Task details: Find the number of lines below in which the word "JSON" appears, and write that number only.

━━ Records for this task

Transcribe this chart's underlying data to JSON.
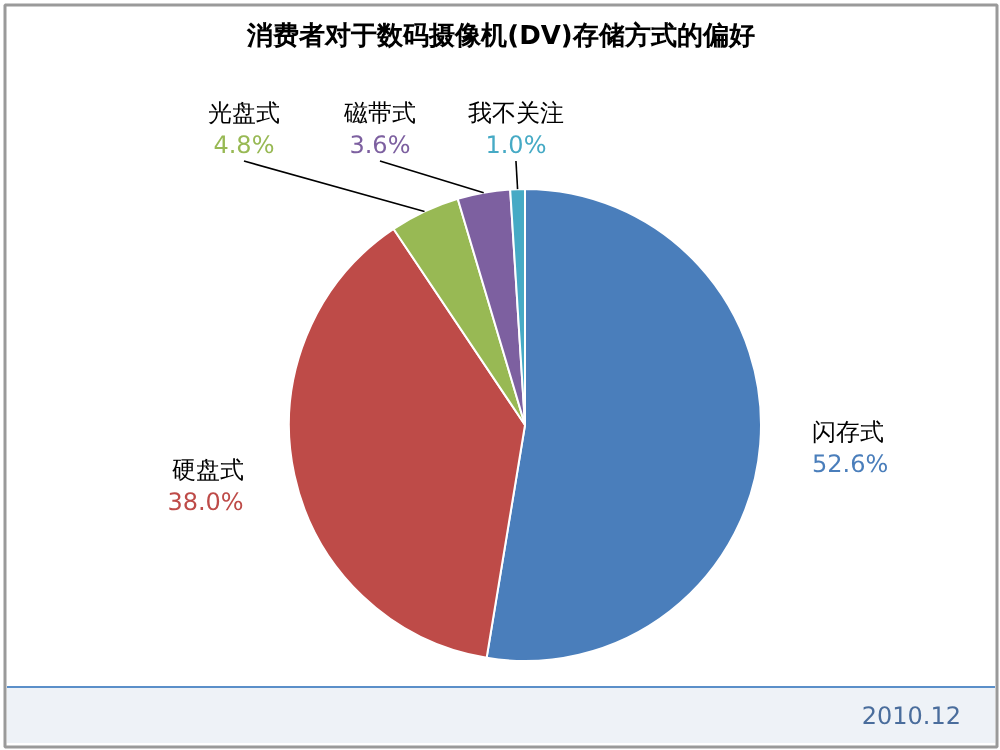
{
  "chart_data": {
    "type": "pie",
    "title": "消费者对于数码摄像机(DV)存储方式的偏好",
    "categories": [
      "闪存式",
      "硬盘式",
      "光盘式",
      "磁带式",
      "我不关注"
    ],
    "values": [
      52.6,
      38.0,
      4.8,
      3.6,
      1.0
    ],
    "colors": [
      "#4a7ebb",
      "#be4b48",
      "#98b954",
      "#7d60a0",
      "#46aac5"
    ],
    "value_labels": [
      "52.6%",
      "38.0%",
      "4.8%",
      "3.6%",
      "1.0%"
    ],
    "annotations": [
      "2010.12"
    ]
  }
}
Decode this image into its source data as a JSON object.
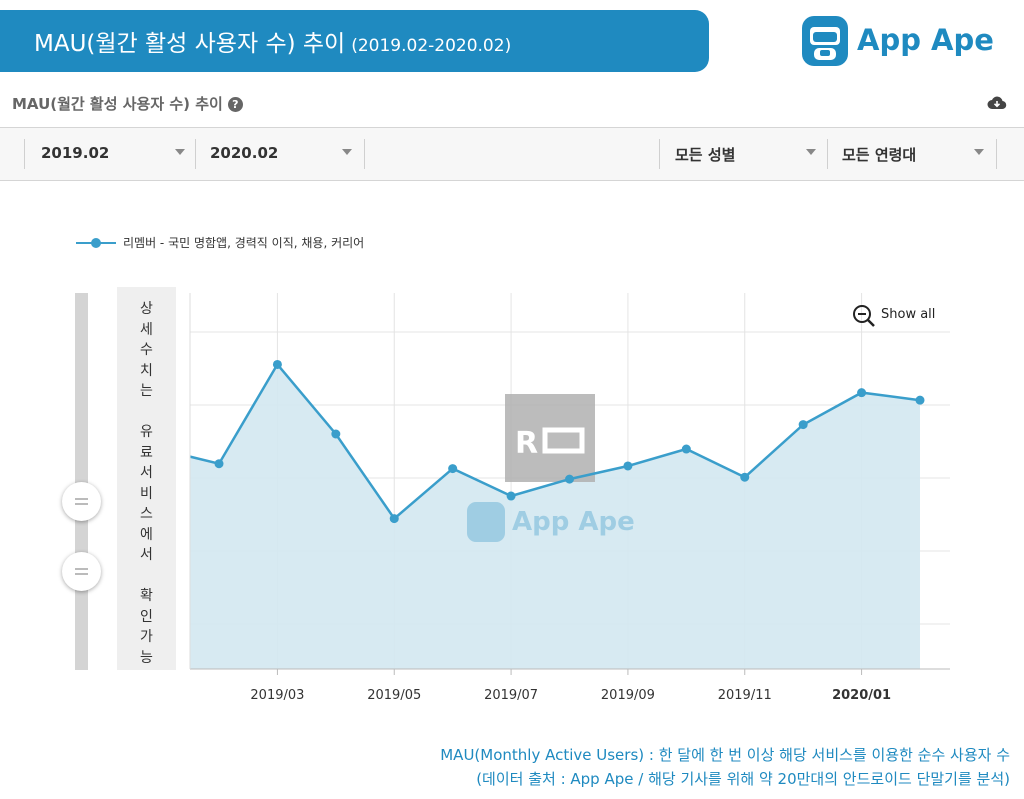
{
  "header": {
    "title": "MAU(월간 활성 사용자 수) 추이",
    "period": "(2019.02-2020.02)",
    "brand": "App Ape"
  },
  "panel": {
    "title": "MAU(월간 활성 사용자 수) 추이",
    "help_icon": "question-circle-icon",
    "download_icon": "cloud-download-icon"
  },
  "filters": {
    "start": "2019.02",
    "end": "2020.02",
    "gender": "모든 성별",
    "age": "모든 연령대"
  },
  "side_note": "상\n세\n수\n치\n는\n\n유\n료\n서\n비\n스\n에\n서\n\n확\n인\n가\n능",
  "watermark": "App Ape",
  "show_all_label": "Show all",
  "chart_data": {
    "type": "area",
    "title": "MAU(월간 활성 사용자 수) 추이",
    "series": [
      {
        "name": "리멤버 - 국민 명함앱, 경력직 이직, 채용, 커리어",
        "color": "#3a9ecb",
        "points": [
          {
            "x": "2019.02 (start)",
            "y": 56.5
          },
          {
            "x": "2019.02",
            "y": 54.6
          },
          {
            "x": "2019.03",
            "y": 81.0
          },
          {
            "x": "2019.04",
            "y": 62.5
          },
          {
            "x": "2019.05",
            "y": 40.0
          },
          {
            "x": "2019.06",
            "y": 53.3
          },
          {
            "x": "2019.07",
            "y": 46.0
          },
          {
            "x": "2019.08",
            "y": 50.5
          },
          {
            "x": "2019.09",
            "y": 54.0
          },
          {
            "x": "2019.10",
            "y": 58.5
          },
          {
            "x": "2019.11",
            "y": 51.0
          },
          {
            "x": "2019.12",
            "y": 65.0
          },
          {
            "x": "2020.01",
            "y": 73.5
          },
          {
            "x": "2020.02",
            "y": 71.5
          }
        ]
      }
    ],
    "x_tick_labels": [
      "2019/03",
      "2019/05",
      "2019/07",
      "2019/09",
      "2019/11",
      "2020/01"
    ],
    "highlight_tick": "2020/01",
    "y_tick_labels": [],
    "ylim": [
      0,
      100
    ],
    "grid": true,
    "xlabel": "",
    "ylabel": ""
  },
  "footnotes": [
    "MAU(Monthly Active Users) : 한 달에 한 번 이상 해당 서비스를 이용한 순수 사용자 수",
    "(데이터 출처 : App Ape / 해당 기사를 위해 약 20만대의 안드로이드 단말기를 분석)"
  ],
  "colors": {
    "accent": "#1f8ac0",
    "line": "#3a9ecb",
    "fill": "#d3e8f1"
  }
}
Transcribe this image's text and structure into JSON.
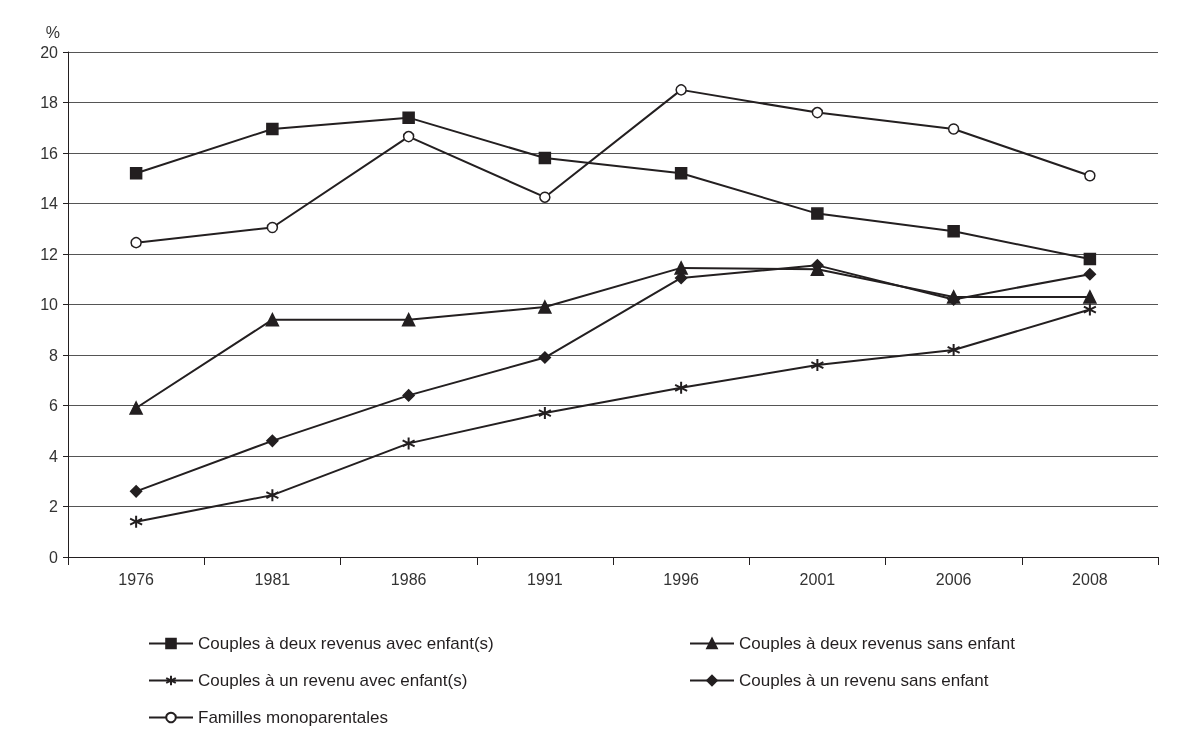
{
  "chart_data": {
    "type": "line",
    "ylabel": "%",
    "categories": [
      "1976",
      "1981",
      "1986",
      "1991",
      "1996",
      "2001",
      "2006",
      "2008"
    ],
    "series": [
      {
        "name": "Couples à deux revenus avec enfant(s)",
        "color": "#231f20",
        "marker": "square",
        "values": [
          15.2,
          16.95,
          17.4,
          15.8,
          15.2,
          13.6,
          12.9,
          11.8
        ]
      },
      {
        "name": "Couples à deux revenus sans enfant",
        "color": "#231f20",
        "marker": "triangle",
        "values": [
          5.9,
          9.4,
          9.4,
          9.9,
          11.45,
          11.4,
          10.3,
          10.3
        ]
      },
      {
        "name": "Couples à un revenu avec enfant(s)",
        "color": "#231f20",
        "marker": "cross",
        "values": [
          1.4,
          2.45,
          4.5,
          5.7,
          6.7,
          7.6,
          8.2,
          9.8
        ]
      },
      {
        "name": "Couples à un revenu sans enfant",
        "color": "#231f20",
        "marker": "diamond",
        "values": [
          2.6,
          4.6,
          6.4,
          7.9,
          11.05,
          11.55,
          10.2,
          11.2
        ]
      },
      {
        "name": "Familles monoparentales",
        "color": "#231f20",
        "marker": "circle",
        "values": [
          12.45,
          13.05,
          16.65,
          14.25,
          18.5,
          17.6,
          16.95,
          15.1
        ]
      }
    ],
    "ylim": [
      0,
      20
    ],
    "yticks": [
      0,
      2,
      4,
      6,
      8,
      10,
      12,
      14,
      16,
      18,
      20
    ],
    "grid": "y",
    "legend": "bottom",
    "line_style": "solid"
  }
}
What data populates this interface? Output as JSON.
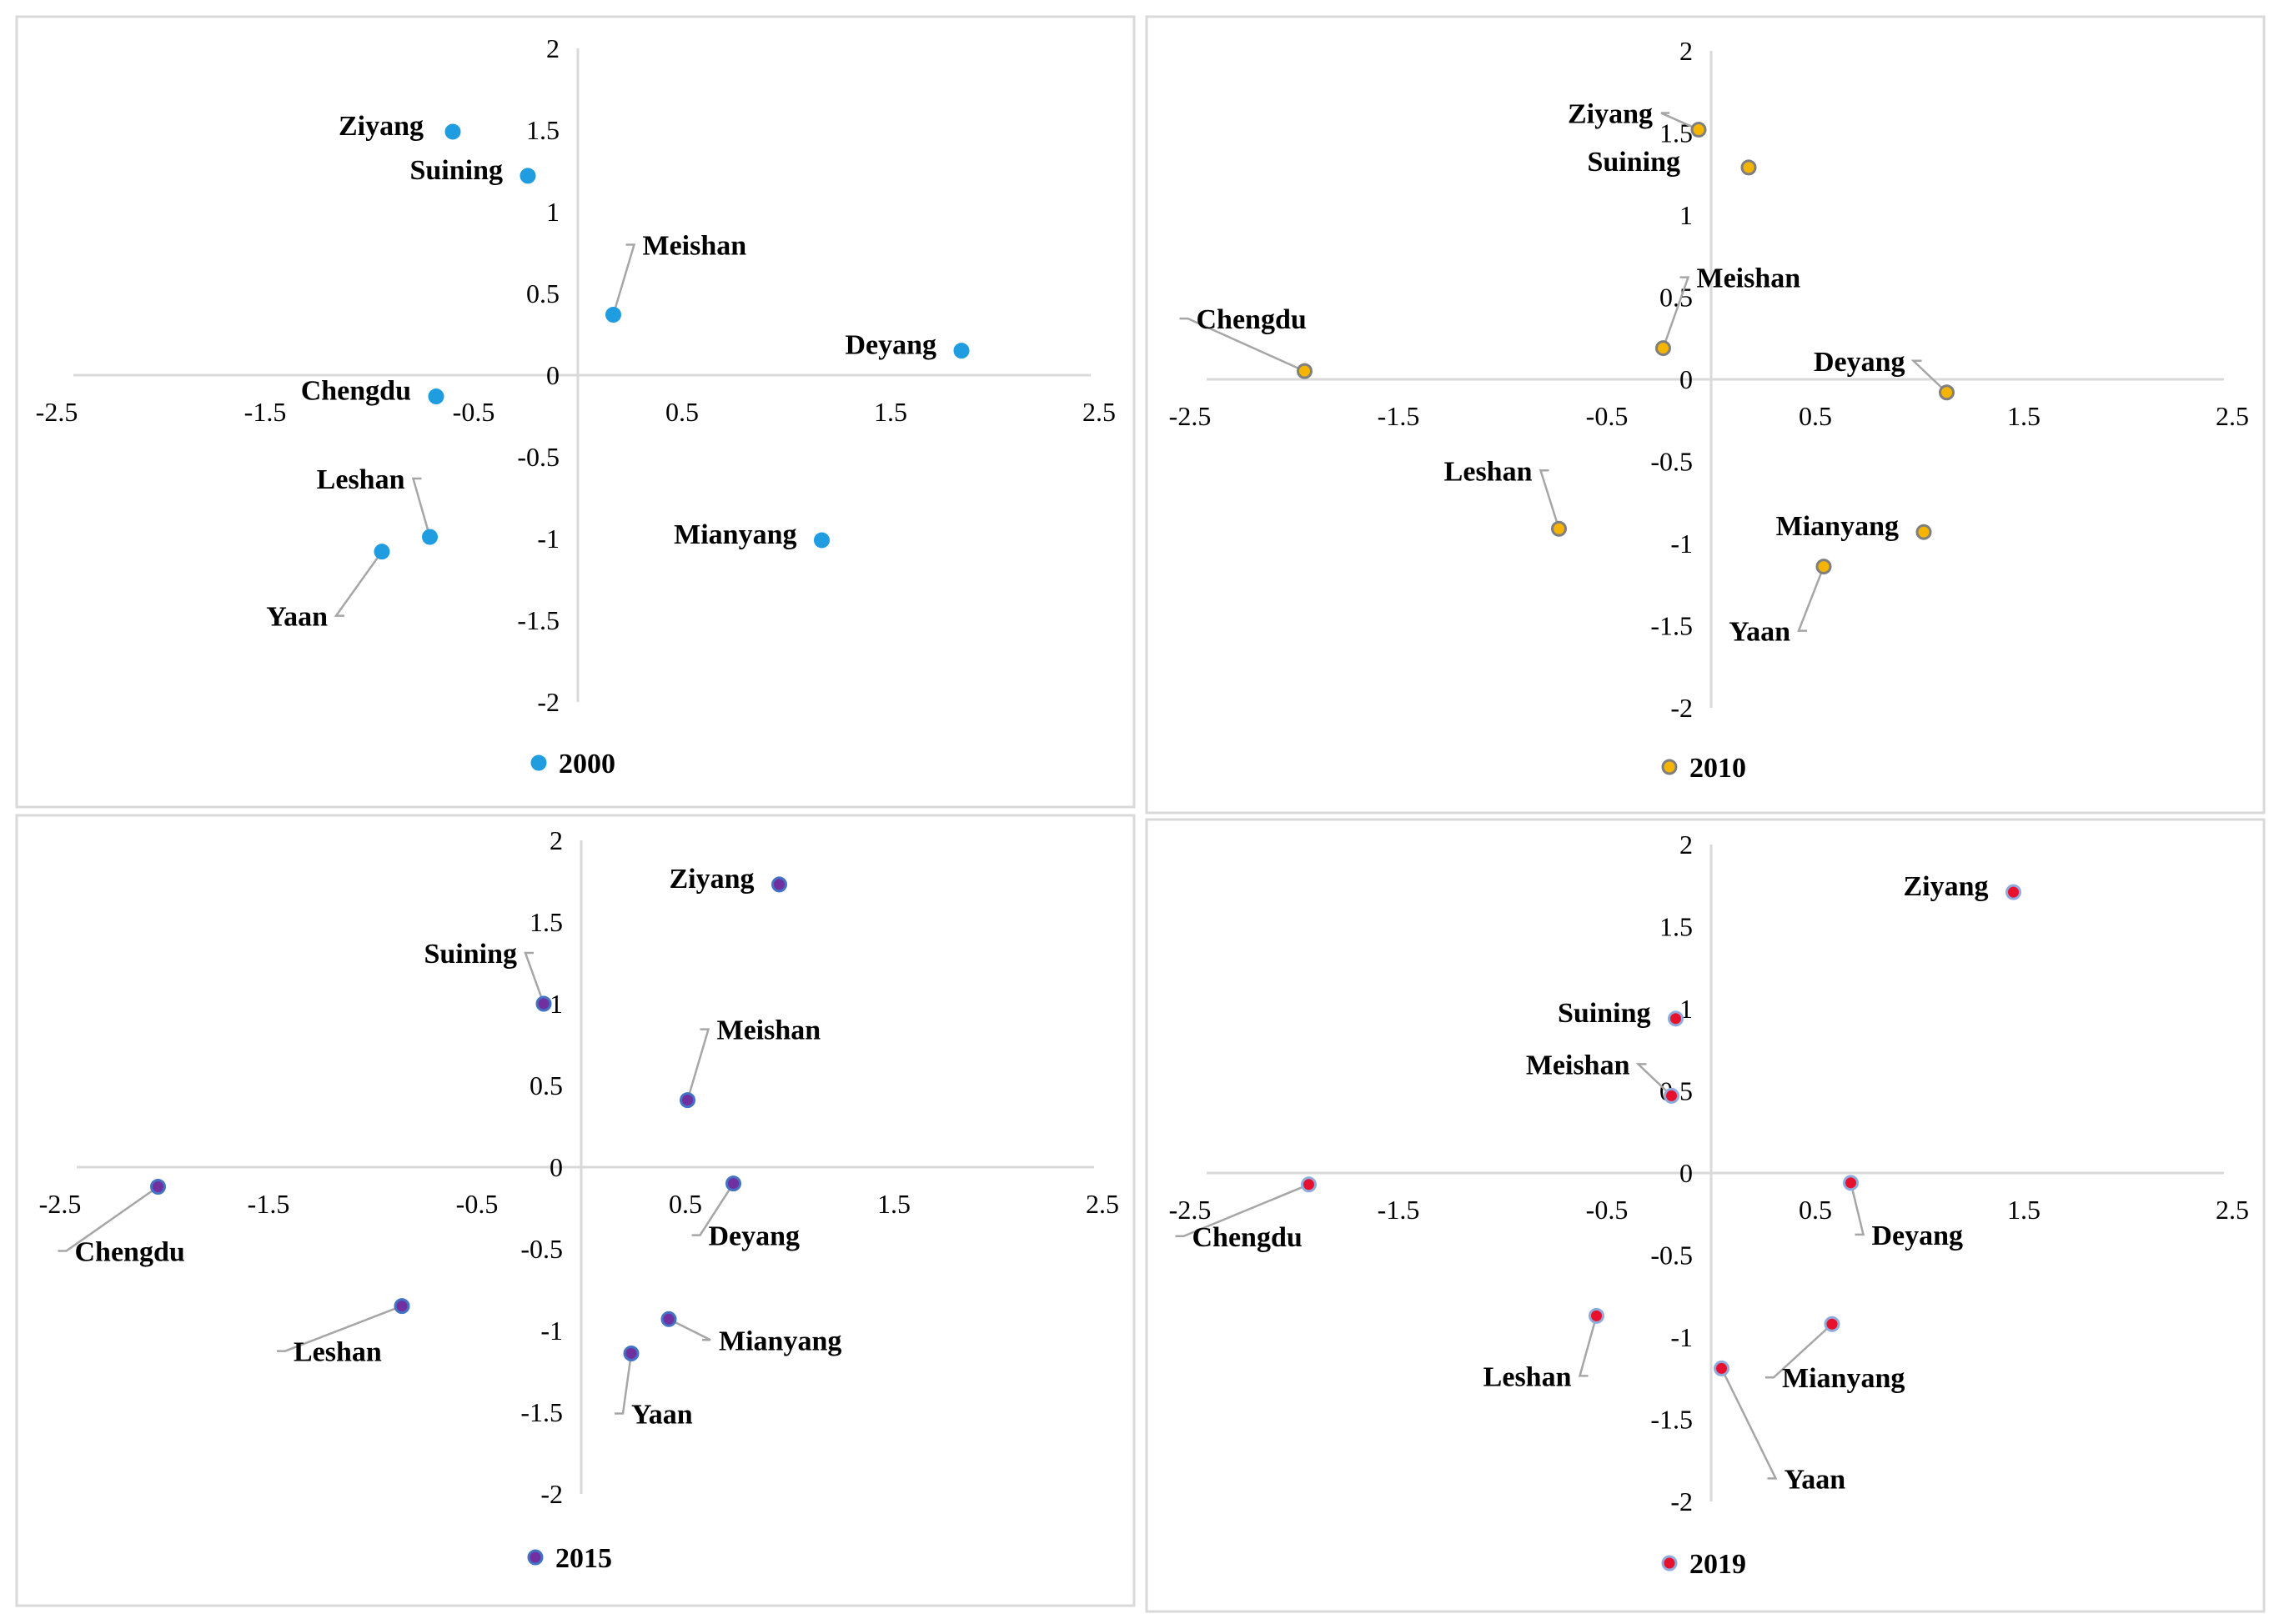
{
  "chart_data": [
    {
      "type": "scatter",
      "legend": "2000",
      "marker_fill": "#1f9de0",
      "marker_stroke": "#1f9de0",
      "xlim": [
        -2.5,
        2.5
      ],
      "ylim": [
        -2,
        2
      ],
      "x_ticks": [
        "-2.5",
        "-1.5",
        "-0.5",
        "0.5",
        "1.5",
        "2.5"
      ],
      "y_ticks": [
        "2",
        "1.5",
        "1",
        "0.5",
        "0",
        "-0.5",
        "-1",
        "-1.5",
        "-2"
      ],
      "points": [
        {
          "label": "Ziyang",
          "x": -0.6,
          "y": 1.49
        },
        {
          "label": "Suining",
          "x": -0.24,
          "y": 1.22
        },
        {
          "label": "Meishan",
          "x": 0.17,
          "y": 0.37
        },
        {
          "label": "Deyang",
          "x": 1.84,
          "y": 0.15
        },
        {
          "label": "Chengdu",
          "x": -0.68,
          "y": -0.13
        },
        {
          "label": "Leshan",
          "x": -0.71,
          "y": -0.99
        },
        {
          "label": "Yaan",
          "x": -0.94,
          "y": -1.08
        },
        {
          "label": "Mianyang",
          "x": 1.17,
          "y": -1.01
        }
      ]
    },
    {
      "type": "scatter",
      "legend": "2010",
      "marker_fill": "#f5b400",
      "marker_stroke": "#7f7f7f",
      "xlim": [
        -2.5,
        2.5
      ],
      "ylim": [
        -2,
        2
      ],
      "x_ticks": [
        "-2.5",
        "-1.5",
        "-0.5",
        "0.5",
        "1.5",
        "2.5"
      ],
      "y_ticks": [
        "2",
        "1.5",
        "1",
        "0.5",
        "0",
        "-0.5",
        "-1",
        "-1.5",
        "-2"
      ],
      "points": [
        {
          "label": "Ziyang",
          "x": -0.06,
          "y": 1.52
        },
        {
          "label": "Suining",
          "x": 0.18,
          "y": 1.29
        },
        {
          "label": "Meishan",
          "x": -0.23,
          "y": 0.19
        },
        {
          "label": "Chengdu",
          "x": -1.95,
          "y": 0.05
        },
        {
          "label": "Deyang",
          "x": 1.13,
          "y": -0.08
        },
        {
          "label": "Leshan",
          "x": -0.73,
          "y": -0.91
        },
        {
          "label": "Mianyang",
          "x": 1.02,
          "y": -0.93
        },
        {
          "label": "Yaan",
          "x": 0.54,
          "y": -1.14
        }
      ]
    },
    {
      "type": "scatter",
      "legend": "2015",
      "marker_fill": "#7030a0",
      "marker_stroke": "#4472c4",
      "xlim": [
        -2.5,
        2.5
      ],
      "ylim": [
        -2,
        2
      ],
      "x_ticks": [
        "-2.5",
        "-1.5",
        "-0.5",
        "0.5",
        "1.5",
        "2.5"
      ],
      "y_ticks": [
        "2",
        "1.5",
        "1",
        "0.5",
        "0",
        "-0.5",
        "-1",
        "-1.5",
        "-2"
      ],
      "points": [
        {
          "label": "Ziyang",
          "x": 0.95,
          "y": 1.73
        },
        {
          "label": "Suining",
          "x": -0.18,
          "y": 1.0
        },
        {
          "label": "Meishan",
          "x": 0.51,
          "y": 0.41
        },
        {
          "label": "Chengdu",
          "x": -2.03,
          "y": -0.12
        },
        {
          "label": "Deyang",
          "x": 0.73,
          "y": -0.1
        },
        {
          "label": "Leshan",
          "x": -0.86,
          "y": -0.85
        },
        {
          "label": "Mianyang",
          "x": 0.42,
          "y": -0.93
        },
        {
          "label": "Yaan",
          "x": 0.24,
          "y": -1.14
        }
      ]
    },
    {
      "type": "scatter",
      "legend": "2019",
      "marker_fill": "#e8112d",
      "marker_stroke": "#8faadc",
      "xlim": [
        -2.5,
        2.5
      ],
      "ylim": [
        -2,
        2
      ],
      "x_ticks": [
        "-2.5",
        "-1.5",
        "-0.5",
        "0.5",
        "1.5",
        "2.5"
      ],
      "y_ticks": [
        "2",
        "1.5",
        "1",
        "0.5",
        "0",
        "-0.5",
        "-1",
        "-1.5",
        "-2"
      ],
      "points": [
        {
          "label": "Ziyang",
          "x": 1.45,
          "y": 1.71
        },
        {
          "label": "Suining",
          "x": -0.17,
          "y": 0.94
        },
        {
          "label": "Meishan",
          "x": -0.19,
          "y": 0.47
        },
        {
          "label": "Chengdu",
          "x": -1.93,
          "y": -0.07
        },
        {
          "label": "Deyang",
          "x": 0.67,
          "y": -0.06
        },
        {
          "label": "Leshan",
          "x": -0.55,
          "y": -0.87
        },
        {
          "label": "Mianyang",
          "x": 0.58,
          "y": -0.92
        },
        {
          "label": "Yaan",
          "x": 0.05,
          "y": -1.19
        }
      ]
    }
  ]
}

━━━━

Correct response: 4